| Dataset records on visual material |

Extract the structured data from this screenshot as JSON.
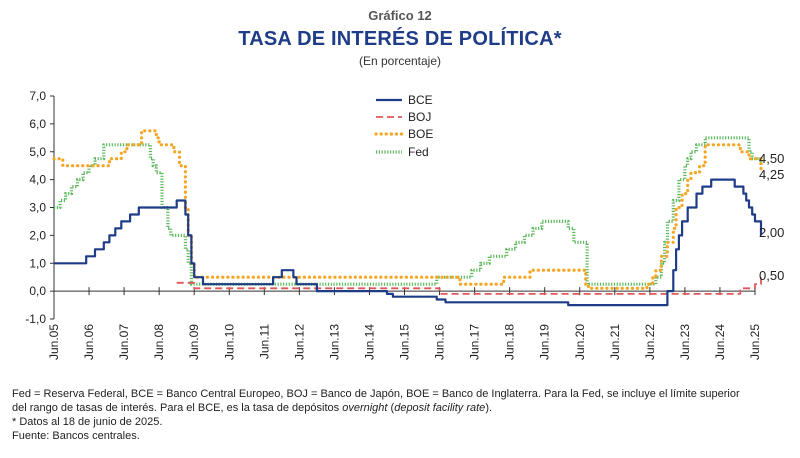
{
  "header": {
    "kicker": "Gráfico 12",
    "title": "TASA DE INTERÉS DE POLÍTICA*",
    "subtitle": "(En porcentaje)"
  },
  "notes": {
    "line1": "Fed = Reserva Federal, BCE = Banco Central Europeo, BOJ = Banco de Japón, BOE = Banco de Inglaterra. Para la Fed, se incluye el límite superior",
    "line2_pre": "del rango de tasas de interés. Para el BCE, es la tasa de depósitos ",
    "line2_em1": "overnight",
    "line2_mid": " (",
    "line2_em2": "deposit facility rate",
    "line2_post": ").",
    "line3": "* Datos al 18 de junio de 2025.",
    "line4": "Fuente: Bancos centrales."
  },
  "chart_data": {
    "type": "line",
    "x_ticks": [
      "Jun.05",
      "Jun.06",
      "Jun.07",
      "Jun.08",
      "Jun.09",
      "Jun.10",
      "Jun.11",
      "Jun.12",
      "Jun.13",
      "Jun.14",
      "Jun.15",
      "Jun.16",
      "Jun.17",
      "Jun.18",
      "Jun.19",
      "Jun.20",
      "Jun.21",
      "Jun.22",
      "Jun.23",
      "Jun.24",
      "Jun.25"
    ],
    "x_range": [
      2005.0,
      2025.0
    ],
    "y_ticks": [
      "-1,0",
      "0,0",
      "1,0",
      "2,0",
      "3,0",
      "4,0",
      "5,0",
      "6,0",
      "7,0"
    ],
    "ylim": [
      -1,
      7
    ],
    "grid": false,
    "legend_position": "top-center",
    "end_labels": [
      {
        "text": "4,50",
        "value": 4.5
      },
      {
        "text": "4,25",
        "value": 4.25
      },
      {
        "text": "2,00",
        "value": 2.0
      },
      {
        "text": "0,50",
        "value": 0.5
      }
    ],
    "series": [
      {
        "name": "BCE",
        "color": "#1f3c88",
        "style": "solid",
        "x": [
          2005.0,
          2005.92,
          2006.17,
          2006.42,
          2006.58,
          2006.75,
          2006.92,
          2007.17,
          2007.42,
          2008.5,
          2008.75,
          2008.83,
          2008.92,
          2009.0,
          2009.25,
          2011.25,
          2011.5,
          2011.83,
          2011.92,
          2012.5,
          2014.5,
          2014.67,
          2015.92,
          2016.17,
          2019.67,
          2022.5,
          2022.67,
          2022.75,
          2022.83,
          2022.92,
          2023.08,
          2023.33,
          2023.5,
          2023.75,
          2024.42,
          2024.67,
          2024.75,
          2024.83,
          2024.92,
          2025.0,
          2025.17
        ],
        "y": [
          1.0,
          1.25,
          1.5,
          1.75,
          2.0,
          2.25,
          2.5,
          2.75,
          3.0,
          3.25,
          2.75,
          2.0,
          1.0,
          0.5,
          0.25,
          0.5,
          0.75,
          0.5,
          0.25,
          0.0,
          -0.1,
          -0.2,
          -0.3,
          -0.4,
          -0.5,
          0.0,
          0.75,
          1.5,
          2.0,
          2.5,
          3.0,
          3.5,
          3.75,
          4.0,
          3.75,
          3.5,
          3.25,
          3.0,
          2.75,
          2.5,
          2.0
        ]
      },
      {
        "name": "BOJ",
        "color": "#e15759",
        "style": "dashed",
        "x": [
          2005.0,
          2008.92,
          2009.0,
          2010.83,
          2016.0,
          2024.17,
          2024.58,
          2025.0,
          2025.17
        ],
        "y": [
          0.0,
          0.3,
          0.1,
          0.1,
          -0.1,
          -0.1,
          0.1,
          0.25,
          0.5
        ],
        "note": "BOJ line rendered only from 2008.5 onward in the original"
      },
      {
        "name": "BOE",
        "color": "#f5a623",
        "style": "dotted",
        "x": [
          2005.0,
          2005.25,
          2005.58,
          2006.58,
          2006.92,
          2007.08,
          2007.5,
          2007.92,
          2008.0,
          2008.42,
          2008.58,
          2008.75,
          2008.83,
          2008.92,
          2009.0,
          2016.58,
          2017.83,
          2018.58,
          2020.17,
          2020.25,
          2021.92,
          2022.08,
          2022.17,
          2022.33,
          2022.5,
          2022.67,
          2022.75,
          2022.92,
          2023.08,
          2023.17,
          2023.42,
          2023.58,
          2024.58,
          2024.83,
          2025.17
        ],
        "y": [
          4.75,
          4.5,
          4.5,
          4.75,
          5.0,
          5.25,
          5.75,
          5.5,
          5.25,
          5.0,
          4.5,
          3.0,
          2.0,
          1.0,
          0.5,
          0.25,
          0.5,
          0.75,
          0.25,
          0.1,
          0.25,
          0.5,
          0.75,
          1.25,
          1.75,
          2.25,
          3.0,
          3.5,
          4.0,
          4.25,
          4.5,
          5.25,
          5.0,
          4.75,
          4.25
        ]
      },
      {
        "name": "Fed",
        "color": "#5cb85c",
        "style": "dotted",
        "x": [
          2005.0,
          2005.17,
          2005.33,
          2005.5,
          2005.67,
          2005.83,
          2006.0,
          2006.17,
          2006.42,
          2007.67,
          2007.75,
          2007.83,
          2007.92,
          2008.08,
          2008.25,
          2008.33,
          2008.75,
          2008.83,
          2008.92,
          2008.96,
          2015.92,
          2016.92,
          2017.17,
          2017.42,
          2017.92,
          2018.17,
          2018.42,
          2018.67,
          2018.92,
          2019.5,
          2019.67,
          2019.83,
          2020.17,
          2020.21,
          2022.17,
          2022.33,
          2022.42,
          2022.5,
          2022.67,
          2022.83,
          2023.0,
          2023.08,
          2023.17,
          2023.33,
          2023.58,
          2024.67,
          2024.83,
          2024.92,
          2025.17
        ],
        "y": [
          3.0,
          3.25,
          3.5,
          3.75,
          4.0,
          4.25,
          4.5,
          4.75,
          5.25,
          5.25,
          4.75,
          4.5,
          4.25,
          3.0,
          2.25,
          2.0,
          1.5,
          1.0,
          0.25,
          0.25,
          0.5,
          0.75,
          1.0,
          1.25,
          1.5,
          1.75,
          2.0,
          2.25,
          2.5,
          2.5,
          2.25,
          1.75,
          1.75,
          0.25,
          0.5,
          1.0,
          1.75,
          2.5,
          3.25,
          4.0,
          4.5,
          4.75,
          5.0,
          5.25,
          5.5,
          5.5,
          5.0,
          4.75,
          4.5
        ]
      }
    ]
  }
}
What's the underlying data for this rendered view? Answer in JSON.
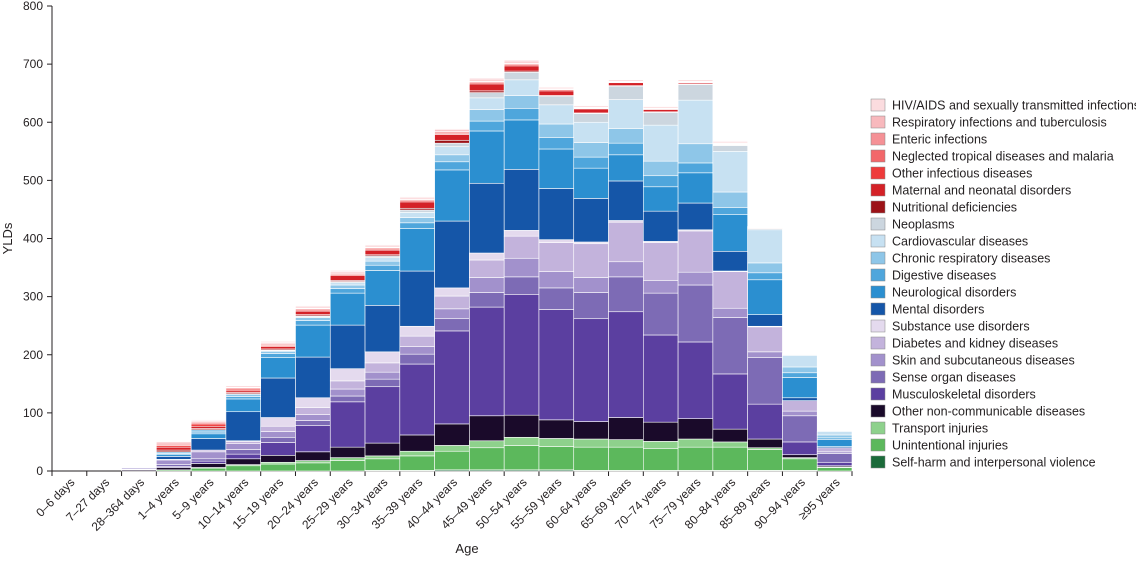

| TASK DIRECTIONS |
Report each line in the data that holds the word "from".

| THE REPLY |
Extract the structured data from this screenshot as JSON.
        "note": "BOJ line rendered only from 2008.5 onward in the original"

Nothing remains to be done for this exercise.